- **TASK REQUIREMENTS**
Reproduce each line from the records that holds "способность".

- **Dataset items**
======

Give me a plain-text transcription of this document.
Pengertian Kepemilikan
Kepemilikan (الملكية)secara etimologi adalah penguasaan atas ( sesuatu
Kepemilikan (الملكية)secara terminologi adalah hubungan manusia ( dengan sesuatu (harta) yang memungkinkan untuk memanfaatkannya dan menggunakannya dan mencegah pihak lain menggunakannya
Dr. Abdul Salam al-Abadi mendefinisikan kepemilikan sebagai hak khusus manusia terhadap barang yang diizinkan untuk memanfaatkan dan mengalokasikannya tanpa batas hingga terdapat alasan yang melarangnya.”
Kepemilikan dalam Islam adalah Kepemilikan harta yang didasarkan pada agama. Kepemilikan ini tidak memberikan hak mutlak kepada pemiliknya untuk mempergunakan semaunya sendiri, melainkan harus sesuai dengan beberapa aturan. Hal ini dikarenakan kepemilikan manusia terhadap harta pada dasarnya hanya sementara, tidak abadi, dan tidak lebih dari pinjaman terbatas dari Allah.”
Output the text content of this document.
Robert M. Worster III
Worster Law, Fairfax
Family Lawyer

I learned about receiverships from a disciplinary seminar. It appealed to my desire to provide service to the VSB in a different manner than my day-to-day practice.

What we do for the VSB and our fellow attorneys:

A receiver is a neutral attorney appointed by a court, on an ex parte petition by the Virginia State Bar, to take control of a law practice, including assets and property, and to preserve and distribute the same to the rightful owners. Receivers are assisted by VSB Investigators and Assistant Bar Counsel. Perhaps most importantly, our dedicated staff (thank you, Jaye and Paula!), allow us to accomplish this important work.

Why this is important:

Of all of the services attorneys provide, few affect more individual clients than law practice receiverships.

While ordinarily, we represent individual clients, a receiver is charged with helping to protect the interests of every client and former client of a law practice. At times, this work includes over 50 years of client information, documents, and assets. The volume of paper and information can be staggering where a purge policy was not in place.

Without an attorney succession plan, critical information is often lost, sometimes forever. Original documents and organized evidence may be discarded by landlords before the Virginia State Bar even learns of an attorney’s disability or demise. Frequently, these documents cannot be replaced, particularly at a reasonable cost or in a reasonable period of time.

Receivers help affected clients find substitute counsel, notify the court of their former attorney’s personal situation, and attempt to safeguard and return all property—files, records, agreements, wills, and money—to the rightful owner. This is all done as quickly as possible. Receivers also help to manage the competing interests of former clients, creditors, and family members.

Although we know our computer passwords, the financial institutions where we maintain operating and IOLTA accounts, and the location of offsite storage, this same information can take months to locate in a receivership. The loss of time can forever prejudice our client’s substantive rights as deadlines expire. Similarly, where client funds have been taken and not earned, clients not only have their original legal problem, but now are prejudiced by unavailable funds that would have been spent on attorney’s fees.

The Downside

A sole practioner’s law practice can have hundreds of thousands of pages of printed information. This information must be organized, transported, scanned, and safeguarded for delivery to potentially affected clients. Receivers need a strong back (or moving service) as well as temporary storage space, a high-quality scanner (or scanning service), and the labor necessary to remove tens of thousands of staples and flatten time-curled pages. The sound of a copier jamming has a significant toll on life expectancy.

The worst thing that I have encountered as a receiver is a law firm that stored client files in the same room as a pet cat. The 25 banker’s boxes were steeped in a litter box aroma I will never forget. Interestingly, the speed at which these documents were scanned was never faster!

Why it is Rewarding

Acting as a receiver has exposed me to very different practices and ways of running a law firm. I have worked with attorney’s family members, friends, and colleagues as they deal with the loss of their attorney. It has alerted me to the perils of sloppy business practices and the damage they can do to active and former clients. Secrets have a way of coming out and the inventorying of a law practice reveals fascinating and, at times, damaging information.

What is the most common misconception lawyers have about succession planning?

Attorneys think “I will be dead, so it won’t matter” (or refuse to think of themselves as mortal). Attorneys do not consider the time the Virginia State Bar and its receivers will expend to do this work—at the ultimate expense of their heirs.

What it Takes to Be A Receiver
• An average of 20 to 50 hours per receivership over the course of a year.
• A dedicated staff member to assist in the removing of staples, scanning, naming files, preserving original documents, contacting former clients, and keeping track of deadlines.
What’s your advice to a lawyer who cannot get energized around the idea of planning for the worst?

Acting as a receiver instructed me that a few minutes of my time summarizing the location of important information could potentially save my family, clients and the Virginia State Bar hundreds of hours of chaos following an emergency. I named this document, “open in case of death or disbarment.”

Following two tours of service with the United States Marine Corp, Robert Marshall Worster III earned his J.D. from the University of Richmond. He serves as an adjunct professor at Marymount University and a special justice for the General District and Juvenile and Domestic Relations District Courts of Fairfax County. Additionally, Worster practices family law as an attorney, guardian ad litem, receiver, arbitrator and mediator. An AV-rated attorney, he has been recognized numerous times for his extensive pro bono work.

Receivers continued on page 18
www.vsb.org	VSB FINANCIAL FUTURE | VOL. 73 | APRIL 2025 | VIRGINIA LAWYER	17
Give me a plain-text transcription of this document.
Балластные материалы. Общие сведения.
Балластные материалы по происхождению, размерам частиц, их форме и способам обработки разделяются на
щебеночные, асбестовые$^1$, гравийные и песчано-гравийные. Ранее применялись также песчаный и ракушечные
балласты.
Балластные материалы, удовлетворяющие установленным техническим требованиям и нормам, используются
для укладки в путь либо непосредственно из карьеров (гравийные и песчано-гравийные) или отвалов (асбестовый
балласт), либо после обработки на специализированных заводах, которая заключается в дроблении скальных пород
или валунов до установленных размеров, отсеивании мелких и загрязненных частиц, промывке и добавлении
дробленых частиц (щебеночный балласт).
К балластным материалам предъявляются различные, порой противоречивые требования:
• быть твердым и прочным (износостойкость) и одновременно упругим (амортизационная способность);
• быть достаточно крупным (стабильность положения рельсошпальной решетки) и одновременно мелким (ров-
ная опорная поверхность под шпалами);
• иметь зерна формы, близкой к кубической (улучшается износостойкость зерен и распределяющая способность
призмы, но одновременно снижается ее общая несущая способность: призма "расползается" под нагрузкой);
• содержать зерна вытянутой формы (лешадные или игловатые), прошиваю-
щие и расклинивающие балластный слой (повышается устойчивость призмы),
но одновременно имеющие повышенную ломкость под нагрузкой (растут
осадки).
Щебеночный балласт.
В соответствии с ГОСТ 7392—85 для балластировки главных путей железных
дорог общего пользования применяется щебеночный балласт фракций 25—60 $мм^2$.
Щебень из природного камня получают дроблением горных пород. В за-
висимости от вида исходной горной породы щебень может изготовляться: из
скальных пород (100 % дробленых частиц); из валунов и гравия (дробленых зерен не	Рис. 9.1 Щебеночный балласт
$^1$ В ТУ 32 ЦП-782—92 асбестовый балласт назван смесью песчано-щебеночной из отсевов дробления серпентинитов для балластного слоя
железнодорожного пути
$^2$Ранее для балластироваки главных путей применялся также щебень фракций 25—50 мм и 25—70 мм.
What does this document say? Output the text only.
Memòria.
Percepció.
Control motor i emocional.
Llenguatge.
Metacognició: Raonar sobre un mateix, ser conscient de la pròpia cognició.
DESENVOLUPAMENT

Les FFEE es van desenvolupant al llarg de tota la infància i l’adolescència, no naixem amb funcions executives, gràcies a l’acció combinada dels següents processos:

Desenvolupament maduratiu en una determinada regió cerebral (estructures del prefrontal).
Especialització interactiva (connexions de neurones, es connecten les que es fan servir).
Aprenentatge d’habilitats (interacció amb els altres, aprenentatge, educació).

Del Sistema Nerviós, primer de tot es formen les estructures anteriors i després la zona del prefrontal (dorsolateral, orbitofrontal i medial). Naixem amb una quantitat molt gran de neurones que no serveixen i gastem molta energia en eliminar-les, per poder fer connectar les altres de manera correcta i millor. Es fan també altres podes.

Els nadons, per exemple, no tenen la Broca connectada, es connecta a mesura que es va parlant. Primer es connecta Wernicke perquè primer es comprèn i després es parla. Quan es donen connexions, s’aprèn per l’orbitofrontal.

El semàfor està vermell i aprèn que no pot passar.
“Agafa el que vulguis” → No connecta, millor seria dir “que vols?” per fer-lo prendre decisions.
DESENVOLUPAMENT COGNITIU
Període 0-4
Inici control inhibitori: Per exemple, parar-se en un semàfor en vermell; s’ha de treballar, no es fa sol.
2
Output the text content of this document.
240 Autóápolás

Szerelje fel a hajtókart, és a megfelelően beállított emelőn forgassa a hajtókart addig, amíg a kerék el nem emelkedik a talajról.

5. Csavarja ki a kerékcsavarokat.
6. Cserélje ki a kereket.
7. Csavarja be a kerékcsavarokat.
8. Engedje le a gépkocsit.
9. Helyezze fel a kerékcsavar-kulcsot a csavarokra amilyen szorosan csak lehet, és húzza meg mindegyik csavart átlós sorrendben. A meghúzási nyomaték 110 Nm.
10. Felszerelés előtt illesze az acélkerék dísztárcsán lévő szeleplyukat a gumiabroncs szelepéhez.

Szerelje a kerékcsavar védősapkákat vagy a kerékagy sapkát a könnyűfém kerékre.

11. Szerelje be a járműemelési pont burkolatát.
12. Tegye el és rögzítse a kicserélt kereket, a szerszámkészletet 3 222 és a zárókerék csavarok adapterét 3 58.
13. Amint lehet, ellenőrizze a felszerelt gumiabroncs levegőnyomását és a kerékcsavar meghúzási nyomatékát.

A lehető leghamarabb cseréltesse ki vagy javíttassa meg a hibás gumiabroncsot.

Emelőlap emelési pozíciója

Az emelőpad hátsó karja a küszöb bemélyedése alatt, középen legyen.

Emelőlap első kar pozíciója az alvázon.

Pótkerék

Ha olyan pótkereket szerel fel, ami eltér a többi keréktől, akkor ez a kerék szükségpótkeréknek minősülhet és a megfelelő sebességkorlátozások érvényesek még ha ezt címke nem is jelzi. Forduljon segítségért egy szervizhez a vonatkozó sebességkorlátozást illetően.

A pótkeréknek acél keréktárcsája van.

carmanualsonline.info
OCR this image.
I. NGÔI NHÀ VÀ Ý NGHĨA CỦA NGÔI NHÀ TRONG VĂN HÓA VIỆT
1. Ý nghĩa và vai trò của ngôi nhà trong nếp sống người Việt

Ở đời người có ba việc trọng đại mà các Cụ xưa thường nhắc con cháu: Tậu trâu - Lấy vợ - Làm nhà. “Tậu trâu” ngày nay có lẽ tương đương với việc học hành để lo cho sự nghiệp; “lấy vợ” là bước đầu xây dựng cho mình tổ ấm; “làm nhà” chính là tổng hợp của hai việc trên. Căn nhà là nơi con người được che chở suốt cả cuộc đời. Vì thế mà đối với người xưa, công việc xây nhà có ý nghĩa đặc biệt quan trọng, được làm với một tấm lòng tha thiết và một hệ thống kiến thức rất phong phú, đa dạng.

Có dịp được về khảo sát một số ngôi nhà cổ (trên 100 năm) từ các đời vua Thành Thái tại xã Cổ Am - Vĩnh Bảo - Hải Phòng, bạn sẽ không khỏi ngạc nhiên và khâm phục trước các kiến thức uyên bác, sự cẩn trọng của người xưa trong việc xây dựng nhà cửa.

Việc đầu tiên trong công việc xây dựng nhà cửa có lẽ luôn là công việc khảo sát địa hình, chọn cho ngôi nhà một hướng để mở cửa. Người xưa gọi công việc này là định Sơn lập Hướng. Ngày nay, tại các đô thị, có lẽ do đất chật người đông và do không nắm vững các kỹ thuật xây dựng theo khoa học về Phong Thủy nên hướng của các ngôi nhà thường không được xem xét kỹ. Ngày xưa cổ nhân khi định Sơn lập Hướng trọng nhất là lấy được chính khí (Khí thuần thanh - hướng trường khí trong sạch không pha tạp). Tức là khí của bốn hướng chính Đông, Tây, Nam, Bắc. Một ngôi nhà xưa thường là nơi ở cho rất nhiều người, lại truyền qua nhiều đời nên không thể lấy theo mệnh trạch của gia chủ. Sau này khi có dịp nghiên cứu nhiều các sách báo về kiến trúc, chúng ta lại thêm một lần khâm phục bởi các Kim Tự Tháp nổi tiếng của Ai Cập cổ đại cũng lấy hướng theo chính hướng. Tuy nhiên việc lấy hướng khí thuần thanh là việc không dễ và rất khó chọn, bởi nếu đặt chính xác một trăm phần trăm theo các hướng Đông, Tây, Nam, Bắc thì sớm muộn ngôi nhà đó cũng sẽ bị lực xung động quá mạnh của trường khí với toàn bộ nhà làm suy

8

======

- **SOLUTION FOR THIS EXERCISE**
• быть твердым и прочным (износостойкость) и одновременно упругим (амортизационная способность);
• иметь зерна формы, близкой к кубической (улучшается износостойкость зерен и распределяющая способность
призмы, но одновременно снижается ее общая несущая способность: призма "расползается" под нагрузкой);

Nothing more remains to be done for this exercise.